## TASK
Output the entries below exactly as written, omitting pictures.

(Saved entries)
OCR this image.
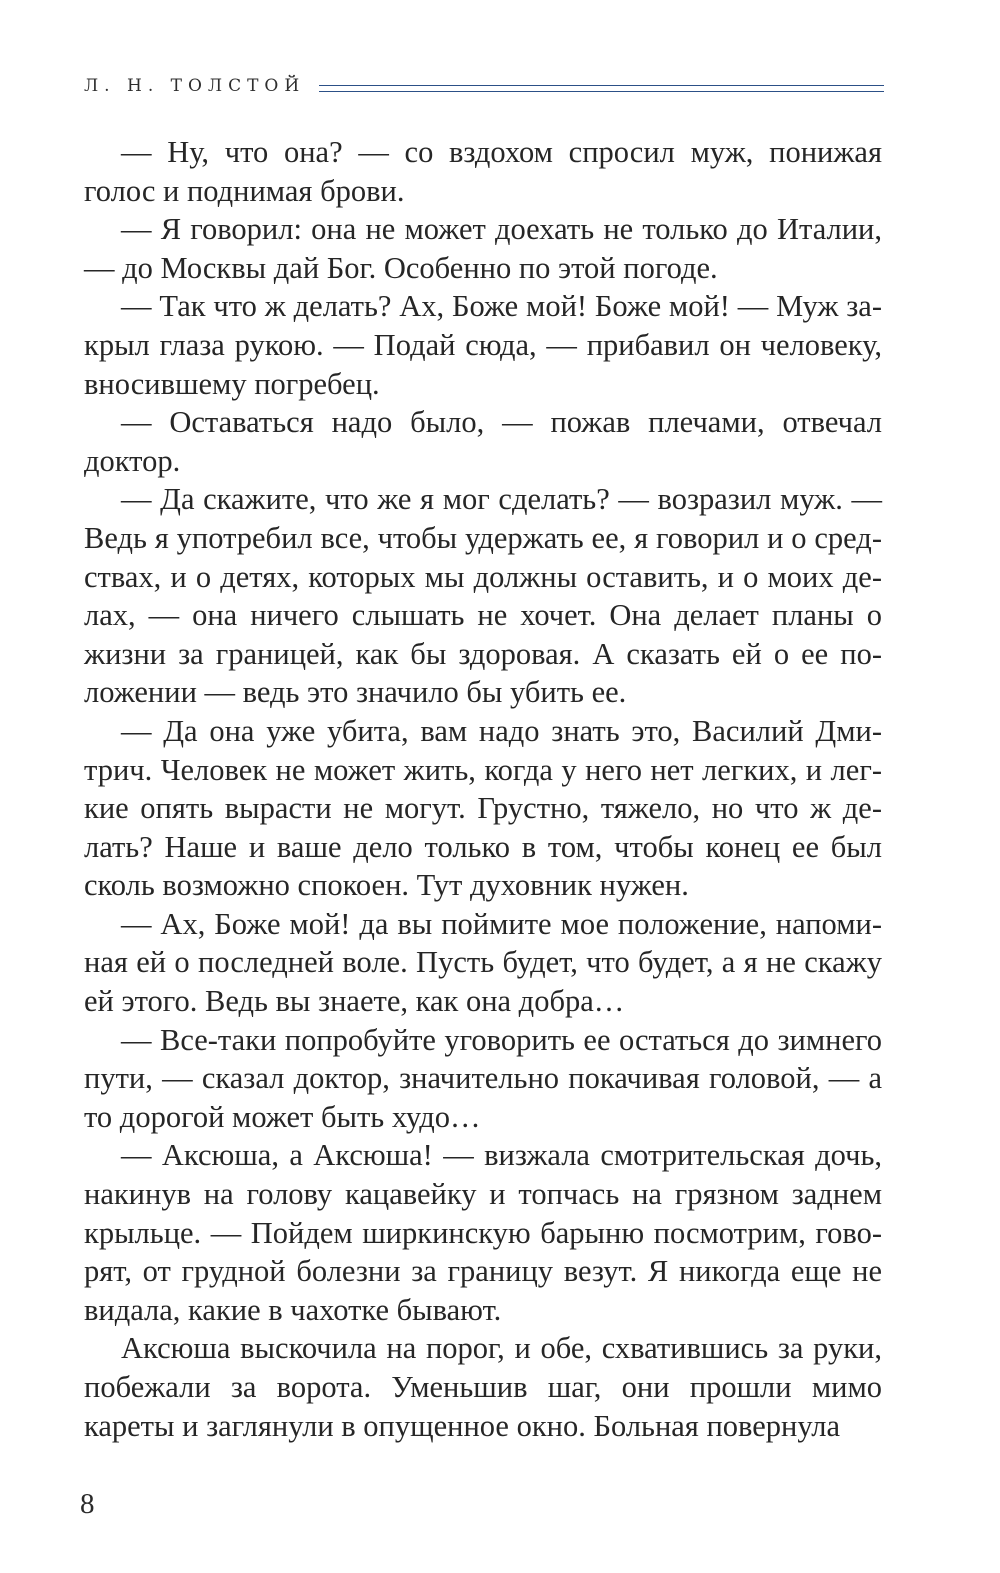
Л. Н. ТОЛСТОЙ

— Ну, что она? — со вздохом спросил муж, понижая голос и поднимая брови.

— Я говорил: она не может доехать не только до Италии, — до Москвы дай Бог. Особенно по этой погоде.

— Так что ж делать? Ах, Боже мой! Боже мой! — Муж закрыл глаза рукою. — Подай сюда, — прибавил он человеку, вносившему погребец.

— Оставаться надо было, — пожав плечами, отвечал доктор.

— Да скажите, что же я мог сделать? — возразил муж. — Ведь я употребил все, чтобы удержать ее, я говорил и о средствах, и о детях, которых мы должны оставить, и о моих делах, — она ничего слышать не хочет. Она делает планы о жизни за границей, как бы здоровая. А сказать ей о ее положении — ведь это значило бы убить ее.

— Да она уже убита, вам надо знать это, Василий Дмитрич. Человек не может жить, когда у него нет легких, и легкие опять вырасти не могут. Грустно, тяжело, но что ж делать? Наше и ваше дело только в том, чтобы конец ее был сколь возможно спокоен. Тут духовник нужен.

— Ах, Боже мой! да вы поймите мое положение, напоминая ей о последней воле. Пусть будет, что будет, а я не скажу ей этого. Ведь вы знаете, как она добра…

— Все-таки попробуйте уговорить ее остаться до зимнего пути, — сказал доктор, значительно покачивая головой, — а то дорогой может быть худо…

— Аксюша, а Аксюша! — визжала смотрительская дочь, накинув на голову кацавейку и топчась на грязном заднем крыльце. — Пойдем ширкинскую барыню посмотрим, говорят, от грудной болезни за границу везут. Я никогда еще не видала, какие в чахотке бывают.

Аксюша выскочила на порог, и обе, схватившись за руки, побежали за ворота. Уменьшив шаг, они прошли мимо кареты и заглянули в опущенное окно. Больная повернула

8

## COMPLETED EXERCISE
OCR this image.
Л. Н. ТОЛСТОЙ

— Ну, что она? — со вздохом спросил муж, понижая голос и поднимая брови.

— Я говорил: она не может доехать не только до Италии, — до Москвы дай Бог. Особенно по этой погоде.

— Так что ж делать? Ах, Боже мой! Боже мой! — Муж закрыл глаза рукою. — Подай сюда, — прибавил он человеку, вносившему погребец.

— Оставаться надо было, — пожав плечами, отвечал доктор.

— Да скажите, что же я мог сделать? — возразил муж. — Ведь я употребил все, чтобы удержать ее, я говорил и о средствах, и о детях, которых мы должны оставить, и о моих делах, — она ничего слышать не хочет. Она делает планы о жизни за границей, как бы здоровая. А сказать ей о ее положении — ведь это значило бы убить ее.

— Да она уже убита, вам надо знать это, Василий Дмитрич. Человек не может жить, когда у него нет легких, и легкие опять вырасти не могут. Грустно, тяжело, но что ж делать? Наше и ваше дело только в том, чтобы конец ее был сколь возможно спокоен. Тут духовник нужен.

— Ах, Боже мой! да вы поймите мое положение, напоминая ей о последней воле. Пусть будет, что будет, а я не скажу ей этого. Ведь вы знаете, как она добра…

— Все-таки попробуйте уговорить ее остаться до зимнего пути, — сказал доктор, значительно покачивая головой, — а то дорогой может быть худо…

— Аксюша, а Аксюша! — визжала смотрительская дочь, накинув на голову кацавейку и топчась на грязном заднем крыльце. — Пойдем ширкинскую барыню посмотрим, говорят, от грудной болезни за границу везут. Я никогда еще не видала, какие в чахотке бывают.

Аксюша выскочила на порог, и обе, схватившись за руки, побежали за ворота. Уменьшив шаг, они прошли мимо кареты и заглянули в опущенное окно. Больная повернула

8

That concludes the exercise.